>> START Dataset records

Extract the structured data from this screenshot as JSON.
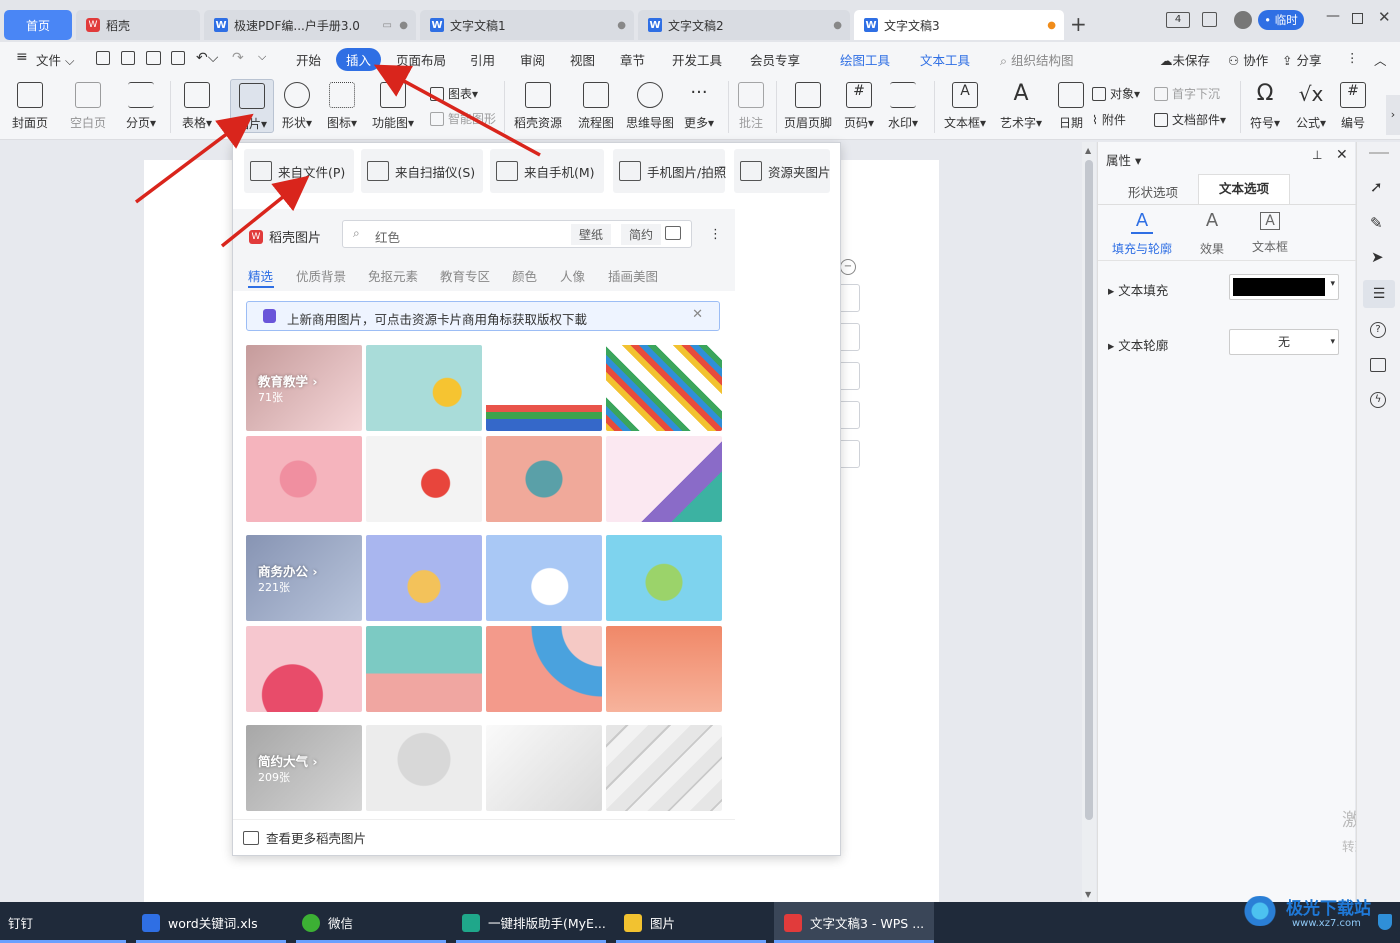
{
  "tabs": [
    {
      "label": "首页"
    },
    {
      "label": "稻壳"
    },
    {
      "label": "极速PDF编...户手册3.0"
    },
    {
      "label": "文字文稿1"
    },
    {
      "label": "文字文稿2"
    },
    {
      "label": "文字文稿3"
    }
  ],
  "titlebar": {
    "badge": "4",
    "user_label": "临时"
  },
  "menu": {
    "file": "文件",
    "items": [
      "开始",
      "插入",
      "页面布局",
      "引用",
      "审阅",
      "视图",
      "章节",
      "开发工具",
      "会员专享"
    ],
    "context": [
      "绘图工具",
      "文本工具"
    ],
    "search": "组织结构图",
    "unsaved": "未保存",
    "collab": "协作",
    "share": "分享"
  },
  "ribbon": {
    "cover": "封面页",
    "blank": "空白页",
    "pagebreak": "分页",
    "table": "表格",
    "picture": "图片",
    "shape": "形状",
    "icon": "图标",
    "funcchart": "功能图",
    "chart": "图表",
    "smartart": "智能图形",
    "docer": "稻壳资源",
    "flow": "流程图",
    "mind": "思维导图",
    "more": "更多",
    "comment": "批注",
    "header": "页眉页脚",
    "pagenum": "页码",
    "watermark": "水印",
    "textbox": "文本框",
    "wordart": "艺术字",
    "date": "日期",
    "object": "对象",
    "attach": "附件",
    "dropcap": "首字下沉",
    "docpart": "文档部件",
    "symbol": "符号",
    "formula": "公式",
    "numbering": "编号"
  },
  "popup": {
    "sources": [
      "来自文件(P)",
      "来自扫描仪(S)",
      "来自手机(M)",
      "手机图片/拍照",
      "资源夹图片"
    ],
    "brand": "稻壳图片",
    "search_value": "红色",
    "search_tags": [
      "壁纸",
      "简约"
    ],
    "tabs": [
      "精选",
      "优质背景",
      "免抠元素",
      "教育专区",
      "颜色",
      "人像",
      "插画美图"
    ],
    "notice": "上新商用图片，可点击资源卡片商用角标获取版权下載",
    "categories": [
      {
        "label": "教育教学",
        "count": "71张"
      },
      {
        "label": "商务办公",
        "count": "221张"
      },
      {
        "label": "简约大气",
        "count": "209张"
      }
    ],
    "footer": "查看更多稻壳图片"
  },
  "panel": {
    "title": "属性",
    "tabs": [
      "形状选项",
      "文本选项"
    ],
    "subtabs": [
      "填充与轮廓",
      "效果",
      "文本框"
    ],
    "fill_label": "文本填充",
    "fill_color": "#000000",
    "outline_label": "文本轮廓",
    "outline_value": "无"
  },
  "watermark": {
    "line1": "激活 W",
    "line2": "转到\"设置"
  },
  "taskbar": [
    {
      "label": "钉钉"
    },
    {
      "label": "word关键词.xls"
    },
    {
      "label": "微信"
    },
    {
      "label": "一键排版助手(MyE..."
    },
    {
      "label": "图片"
    },
    {
      "label": "文字文稿3 - WPS ..."
    }
  ],
  "site_logo": "极光下载站",
  "site_url": "www.xz7.com",
  "colors": {
    "accent": "#2f6fe4",
    "tab_active": "#4a86f5",
    "arrow": "#d9251c"
  }
}
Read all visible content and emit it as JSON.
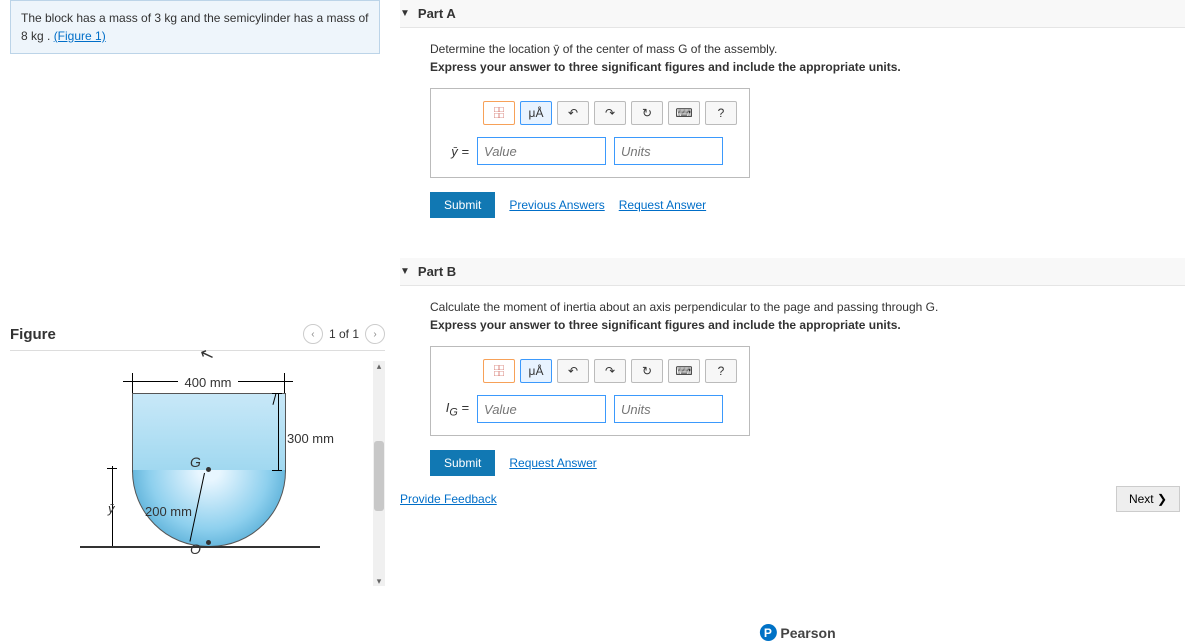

>> END Dataset records

## What the task requires
Reproduce each line word for word and drop the pictures.

## Task solution
Extract the structured data from this screenshot as JSON.
{
  "tabs": [
    {
      "label": "首页"
    },
    {
      "label": "稻壳"
    },
    {
      "label": "极速PDF编...户手册3.0"
    },
    {
      "label": "文字文稿1"
    },
    {
      "label": "文字文稿2"
    },
    {
      "label": "文字文稿3"
    }
  ],
  "titlebar": {
    "badge": "4",
    "user_label": "临时"
  },
  "menu": {
    "file": "文件",
    "items": [
      "开始",
      "插入",
      "页面布局",
      "引用",
      "审阅",
      "视图",
      "章节",
      "开发工具",
      "会员专享"
    ],
    "context": [
      "绘图工具",
      "文本工具"
    ],
    "search": "组织结构图",
    "unsaved": "未保存",
    "collab": "协作",
    "share": "分享"
  },
  "ribbon": {
    "cover": "封面页",
    "blank": "空白页",
    "pagebreak": "分页",
    "table": "表格",
    "picture": "图片",
    "shape": "形状",
    "icon": "图标",
    "funcchart": "功能图",
    "chart": "图表",
    "smartart": "智能图形",
    "docer": "稻壳资源",
    "flow": "流程图",
    "mind": "思维导图",
    "more": "更多",
    "comment": "批注",
    "header": "页眉页脚",
    "pagenum": "页码",
    "watermark": "水印",
    "textbox": "文本框",
    "wordart": "艺术字",
    "date": "日期",
    "object": "对象",
    "attach": "附件",
    "dropcap": "首字下沉",
    "docpart": "文档部件",
    "symbol": "符号",
    "formula": "公式",
    "numbering": "编号"
  },
  "popup": {
    "sources": [
      "来自文件(P)",
      "来自扫描仪(S)",
      "来自手机(M)",
      "手机图片/拍照",
      "资源夹图片"
    ],
    "brand": "稻壳图片",
    "search_value": "红色",
    "search_tags": [
      "壁纸",
      "简约"
    ],
    "tabs": [
      "精选",
      "优质背景",
      "免抠元素",
      "教育专区",
      "颜色",
      "人像",
      "插画美图"
    ],
    "notice": "上新商用图片，可点击资源卡片商用角标获取版权下載",
    "categories": [
      {
        "label": "教育教学",
        "count": "71张"
      },
      {
        "label": "商务办公",
        "count": "221张"
      },
      {
        "label": "简约大气",
        "count": "209张"
      }
    ],
    "footer": "查看更多稻壳图片"
  },
  "panel": {
    "title": "属性",
    "tabs": [
      "形状选项",
      "文本选项"
    ],
    "subtabs": [
      "填充与轮廓",
      "效果",
      "文本框"
    ],
    "fill_label": "文本填充",
    "fill_color": "#000000",
    "outline_label": "文本轮廓",
    "outline_value": "无"
  },
  "watermark": {
    "line1": "激活 W",
    "line2": "转到\"设置"
  },
  "taskbar": [
    {
      "label": "钉钉"
    },
    {
      "label": "word关键词.xls"
    },
    {
      "label": "微信"
    },
    {
      "label": "一键排版助手(MyE..."
    },
    {
      "label": "图片"
    },
    {
      "label": "文字文稿3 - WPS ..."
    }
  ],
  "site_logo": "极光下载站",
  "site_url": "www.xz7.com",
  "colors": {
    "accent": "#2f6fe4",
    "tab_active": "#4a86f5",
    "arrow": "#d9251c"
  }
}
Read all visible content and emit it as JSON.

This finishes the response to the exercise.